== Source material

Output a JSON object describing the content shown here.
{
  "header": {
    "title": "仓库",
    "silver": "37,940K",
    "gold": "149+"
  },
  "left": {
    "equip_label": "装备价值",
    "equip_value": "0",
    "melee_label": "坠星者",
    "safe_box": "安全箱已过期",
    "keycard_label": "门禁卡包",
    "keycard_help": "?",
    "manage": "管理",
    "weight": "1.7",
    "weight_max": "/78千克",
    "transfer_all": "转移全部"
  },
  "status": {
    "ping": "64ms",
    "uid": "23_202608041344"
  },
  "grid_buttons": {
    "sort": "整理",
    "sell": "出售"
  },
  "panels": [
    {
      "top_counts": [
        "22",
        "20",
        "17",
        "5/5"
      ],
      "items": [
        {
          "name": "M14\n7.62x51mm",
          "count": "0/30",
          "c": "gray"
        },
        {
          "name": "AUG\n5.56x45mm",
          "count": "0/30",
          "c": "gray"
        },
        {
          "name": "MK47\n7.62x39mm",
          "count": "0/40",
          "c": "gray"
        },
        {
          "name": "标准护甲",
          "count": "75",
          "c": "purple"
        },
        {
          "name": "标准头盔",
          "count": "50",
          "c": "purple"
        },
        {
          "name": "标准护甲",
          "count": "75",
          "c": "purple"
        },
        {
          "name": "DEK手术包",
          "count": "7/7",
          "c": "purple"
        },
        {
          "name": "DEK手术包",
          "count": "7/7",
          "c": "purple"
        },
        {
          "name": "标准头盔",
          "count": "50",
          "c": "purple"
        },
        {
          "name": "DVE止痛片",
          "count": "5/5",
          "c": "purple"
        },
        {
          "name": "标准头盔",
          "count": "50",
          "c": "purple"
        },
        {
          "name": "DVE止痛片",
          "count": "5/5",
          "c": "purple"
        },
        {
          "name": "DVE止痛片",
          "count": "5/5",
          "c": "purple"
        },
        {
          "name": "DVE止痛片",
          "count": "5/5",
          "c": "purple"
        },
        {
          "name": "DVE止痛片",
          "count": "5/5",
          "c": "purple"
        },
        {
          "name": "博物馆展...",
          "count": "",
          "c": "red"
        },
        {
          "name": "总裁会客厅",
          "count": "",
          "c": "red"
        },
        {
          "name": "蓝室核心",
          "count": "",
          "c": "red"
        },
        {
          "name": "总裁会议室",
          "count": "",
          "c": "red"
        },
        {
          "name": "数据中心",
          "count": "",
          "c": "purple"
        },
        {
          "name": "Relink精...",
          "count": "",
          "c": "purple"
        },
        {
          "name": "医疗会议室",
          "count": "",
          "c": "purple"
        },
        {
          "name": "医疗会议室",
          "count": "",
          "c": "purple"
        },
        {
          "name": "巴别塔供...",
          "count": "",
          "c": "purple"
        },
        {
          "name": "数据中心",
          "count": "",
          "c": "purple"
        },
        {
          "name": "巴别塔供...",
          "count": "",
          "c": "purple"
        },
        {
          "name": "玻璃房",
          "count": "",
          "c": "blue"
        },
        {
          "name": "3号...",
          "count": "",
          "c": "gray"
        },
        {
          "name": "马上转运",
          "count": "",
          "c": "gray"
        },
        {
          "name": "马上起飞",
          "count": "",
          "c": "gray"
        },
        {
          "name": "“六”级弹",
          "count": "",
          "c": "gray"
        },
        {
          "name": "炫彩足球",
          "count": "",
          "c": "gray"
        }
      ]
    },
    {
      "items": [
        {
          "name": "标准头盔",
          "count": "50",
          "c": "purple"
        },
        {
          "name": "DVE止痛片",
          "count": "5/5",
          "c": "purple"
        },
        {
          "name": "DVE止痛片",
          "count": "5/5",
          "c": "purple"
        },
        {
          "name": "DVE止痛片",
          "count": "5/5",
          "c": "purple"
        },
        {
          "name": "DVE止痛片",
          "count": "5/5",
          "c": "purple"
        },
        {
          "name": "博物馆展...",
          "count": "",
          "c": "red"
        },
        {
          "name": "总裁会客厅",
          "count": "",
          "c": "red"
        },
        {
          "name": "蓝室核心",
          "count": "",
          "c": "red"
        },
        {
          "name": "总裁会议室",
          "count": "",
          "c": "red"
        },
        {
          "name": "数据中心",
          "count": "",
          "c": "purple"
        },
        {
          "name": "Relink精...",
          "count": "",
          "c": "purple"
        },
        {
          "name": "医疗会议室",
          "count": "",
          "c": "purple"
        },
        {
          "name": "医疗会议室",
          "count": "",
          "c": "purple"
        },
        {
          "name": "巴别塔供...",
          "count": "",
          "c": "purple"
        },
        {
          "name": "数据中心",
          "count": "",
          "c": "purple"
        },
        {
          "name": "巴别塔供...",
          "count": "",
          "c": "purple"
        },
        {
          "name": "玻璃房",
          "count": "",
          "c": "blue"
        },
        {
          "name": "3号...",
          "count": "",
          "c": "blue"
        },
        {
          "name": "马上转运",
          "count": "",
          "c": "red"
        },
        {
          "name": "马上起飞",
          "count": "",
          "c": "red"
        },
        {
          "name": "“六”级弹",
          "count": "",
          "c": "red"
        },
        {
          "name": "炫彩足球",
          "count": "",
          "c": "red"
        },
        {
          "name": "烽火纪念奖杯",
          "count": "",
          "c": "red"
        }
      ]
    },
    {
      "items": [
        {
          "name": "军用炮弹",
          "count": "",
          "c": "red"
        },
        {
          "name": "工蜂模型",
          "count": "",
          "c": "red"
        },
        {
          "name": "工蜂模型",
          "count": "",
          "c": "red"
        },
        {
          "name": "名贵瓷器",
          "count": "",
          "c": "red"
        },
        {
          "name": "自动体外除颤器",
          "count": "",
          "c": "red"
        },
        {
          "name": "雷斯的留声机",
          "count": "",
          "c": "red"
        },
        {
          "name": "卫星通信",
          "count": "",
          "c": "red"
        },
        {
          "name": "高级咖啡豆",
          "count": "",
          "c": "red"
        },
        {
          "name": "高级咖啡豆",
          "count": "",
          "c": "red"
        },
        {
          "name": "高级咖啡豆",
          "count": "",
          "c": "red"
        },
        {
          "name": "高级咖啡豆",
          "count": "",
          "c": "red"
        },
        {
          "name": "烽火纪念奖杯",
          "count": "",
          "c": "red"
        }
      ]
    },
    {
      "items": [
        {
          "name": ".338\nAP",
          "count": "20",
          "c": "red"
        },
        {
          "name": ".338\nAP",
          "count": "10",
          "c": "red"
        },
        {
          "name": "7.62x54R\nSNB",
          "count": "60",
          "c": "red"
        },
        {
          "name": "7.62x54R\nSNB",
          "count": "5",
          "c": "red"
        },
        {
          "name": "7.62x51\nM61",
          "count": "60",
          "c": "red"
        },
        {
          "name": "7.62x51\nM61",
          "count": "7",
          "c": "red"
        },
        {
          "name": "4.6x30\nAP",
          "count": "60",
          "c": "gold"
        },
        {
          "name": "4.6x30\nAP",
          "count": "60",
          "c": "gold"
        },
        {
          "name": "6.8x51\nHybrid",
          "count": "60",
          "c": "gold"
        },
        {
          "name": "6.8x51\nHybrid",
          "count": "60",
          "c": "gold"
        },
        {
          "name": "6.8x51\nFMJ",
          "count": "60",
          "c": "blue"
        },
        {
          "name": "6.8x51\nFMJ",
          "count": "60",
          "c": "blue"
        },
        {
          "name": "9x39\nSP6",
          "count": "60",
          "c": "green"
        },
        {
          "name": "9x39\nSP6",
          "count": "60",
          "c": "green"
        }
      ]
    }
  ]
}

====

Reproduce the material in full, with no word added or dropped.

### Answer to the exercise
Output a JSON object describing the content shown here.
{
  "header": {
    "title": "仓库",
    "silver": "37,940K",
    "gold": "149+"
  },
  "left": {
    "equip_label": "装备价值",
    "equip_value": "0",
    "melee_label": "坠星者",
    "safe_box": "安全箱已过期",
    "keycard_label": "门禁卡包",
    "keycard_help": "?",
    "manage": "管理",
    "weight": "1.7",
    "weight_max": "/78千克",
    "transfer_all": "转移全部"
  },
  "status": {
    "ping": "64ms",
    "uid": "23_202608041344"
  },
  "grid_buttons": {
    "sort": "整理",
    "sell": "出售"
  },
  "panels": [
    {
      "top_counts": [
        "22",
        "20",
        "17",
        "5/5"
      ],
      "items": [
        {
          "name": "M14\n7.62x51mm",
          "count": "0/30",
          "c": "gray"
        },
        {
          "name": "AUG\n5.56x45mm",
          "count": "0/30",
          "c": "gray"
        },
        {
          "name": "MK47\n7.62x39mm",
          "count": "0/40",
          "c": "gray"
        },
        {
          "name": "标准护甲",
          "count": "75",
          "c": "purple"
        },
        {
          "name": "标准头盔",
          "count": "50",
          "c": "purple"
        },
        {
          "name": "标准护甲",
          "count": "75",
          "c": "purple"
        },
        {
          "name": "DEK手术包",
          "count": "7/7",
          "c": "purple"
        },
        {
          "name": "DEK手术包",
          "count": "7/7",
          "c": "purple"
        },
        {
          "name": "标准头盔",
          "count": "50",
          "c": "purple"
        },
        {
          "name": "DVE止痛片",
          "count": "5/5",
          "c": "purple"
        },
        {
          "name": "标准头盔",
          "count": "50",
          "c": "purple"
        },
        {
          "name": "DVE止痛片",
          "count": "5/5",
          "c": "purple"
        },
        {
          "name": "DVE止痛片",
          "count": "5/5",
          "c": "purple"
        },
        {
          "name": "DVE止痛片",
          "count": "5/5",
          "c": "purple"
        },
        {
          "name": "DVE止痛片",
          "count": "5/5",
          "c": "purple"
        },
        {
          "name": "博物馆展...",
          "count": "",
          "c": "red"
        },
        {
          "name": "总裁会客厅",
          "count": "",
          "c": "red"
        },
        {
          "name": "蓝室核心",
          "count": "",
          "c": "red"
        },
        {
          "name": "总裁会议室",
          "count": "",
          "c": "red"
        },
        {
          "name": "数据中心",
          "count": "",
          "c": "purple"
        },
        {
          "name": "Relink精...",
          "count": "",
          "c": "purple"
        },
        {
          "name": "医疗会议室",
          "count": "",
          "c": "purple"
        },
        {
          "name": "医疗会议室",
          "count": "",
          "c": "purple"
        },
        {
          "name": "巴别塔供...",
          "count": "",
          "c": "purple"
        },
        {
          "name": "数据中心",
          "count": "",
          "c": "purple"
        },
        {
          "name": "巴别塔供...",
          "count": "",
          "c": "purple"
        },
        {
          "name": "玻璃房",
          "count": "",
          "c": "blue"
        },
        {
          "name": "3号...",
          "count": "",
          "c": "gray"
        },
        {
          "name": "马上转运",
          "count": "",
          "c": "gray"
        },
        {
          "name": "马上起飞",
          "count": "",
          "c": "gray"
        },
        {
          "name": "“六”级弹",
          "count": "",
          "c": "gray"
        },
        {
          "name": "炫彩足球",
          "count": "",
          "c": "gray"
        }
      ]
    },
    {
      "items": [
        {
          "name": "标准头盔",
          "count": "50",
          "c": "purple"
        },
        {
          "name": "DVE止痛片",
          "count": "5/5",
          "c": "purple"
        },
        {
          "name": "DVE止痛片",
          "count": "5/5",
          "c": "purple"
        },
        {
          "name": "DVE止痛片",
          "count": "5/5",
          "c": "purple"
        },
        {
          "name": "DVE止痛片",
          "count": "5/5",
          "c": "purple"
        },
        {
          "name": "博物馆展...",
          "count": "",
          "c": "red"
        },
        {
          "name": "总裁会客厅",
          "count": "",
          "c": "red"
        },
        {
          "name": "蓝室核心",
          "count": "",
          "c": "red"
        },
        {
          "name": "总裁会议室",
          "count": "",
          "c": "red"
        },
        {
          "name": "数据中心",
          "count": "",
          "c": "purple"
        },
        {
          "name": "Relink精...",
          "count": "",
          "c": "purple"
        },
        {
          "name": "医疗会议室",
          "count": "",
          "c": "purple"
        },
        {
          "name": "医疗会议室",
          "count": "",
          "c": "purple"
        },
        {
          "name": "巴别塔供...",
          "count": "",
          "c": "purple"
        },
        {
          "name": "数据中心",
          "count": "",
          "c": "purple"
        },
        {
          "name": "巴别塔供...",
          "count": "",
          "c": "purple"
        },
        {
          "name": "玻璃房",
          "count": "",
          "c": "blue"
        },
        {
          "name": "3号...",
          "count": "",
          "c": "blue"
        },
        {
          "name": "马上转运",
          "count": "",
          "c": "red"
        },
        {
          "name": "马上起飞",
          "count": "",
          "c": "red"
        },
        {
          "name": "“六”级弹",
          "count": "",
          "c": "red"
        },
        {
          "name": "炫彩足球",
          "count": "",
          "c": "red"
        },
        {
          "name": "烽火纪念奖杯",
          "count": "",
          "c": "red"
        }
      ]
    },
    {
      "items": [
        {
          "name": "军用炮弹",
          "count": "",
          "c": "red"
        },
        {
          "name": "工蜂模型",
          "count": "",
          "c": "red"
        },
        {
          "name": "工蜂模型",
          "count": "",
          "c": "red"
        },
        {
          "name": "名贵瓷器",
          "count": "",
          "c": "red"
        },
        {
          "name": "自动体外除颤器",
          "count": "",
          "c": "red"
        },
        {
          "name": "雷斯的留声机",
          "count": "",
          "c": "red"
        },
        {
          "name": "卫星通信",
          "count": "",
          "c": "red"
        },
        {
          "name": "高级咖啡豆",
          "count": "",
          "c": "red"
        },
        {
          "name": "高级咖啡豆",
          "count": "",
          "c": "red"
        },
        {
          "name": "高级咖啡豆",
          "count": "",
          "c": "red"
        },
        {
          "name": "高级咖啡豆",
          "count": "",
          "c": "red"
        },
        {
          "name": "烽火纪念奖杯",
          "count": "",
          "c": "red"
        }
      ]
    },
    {
      "items": [
        {
          "name": ".338\nAP",
          "count": "20",
          "c": "red"
        },
        {
          "name": ".338\nAP",
          "count": "10",
          "c": "red"
        },
        {
          "name": "7.62x54R\nSNB",
          "count": "60",
          "c": "red"
        },
        {
          "name": "7.62x54R\nSNB",
          "count": "5",
          "c": "red"
        },
        {
          "name": "7.62x51\nM61",
          "count": "60",
          "c": "red"
        },
        {
          "name": "7.62x51\nM61",
          "count": "7",
          "c": "red"
        },
        {
          "name": "4.6x30\nAP",
          "count": "60",
          "c": "gold"
        },
        {
          "name": "4.6x30\nAP",
          "count": "60",
          "c": "gold"
        },
        {
          "name": "6.8x51\nHybrid",
          "count": "60",
          "c": "gold"
        },
        {
          "name": "6.8x51\nHybrid",
          "count": "60",
          "c": "gold"
        },
        {
          "name": "6.8x51\nFMJ",
          "count": "60",
          "c": "blue"
        },
        {
          "name": "6.8x51\nFMJ",
          "count": "60",
          "c": "blue"
        },
        {
          "name": "9x39\nSP6",
          "count": "60",
          "c": "green"
        },
        {
          "name": "9x39\nSP6",
          "count": "60",
          "c": "green"
        }
      ]
    }
  ]
}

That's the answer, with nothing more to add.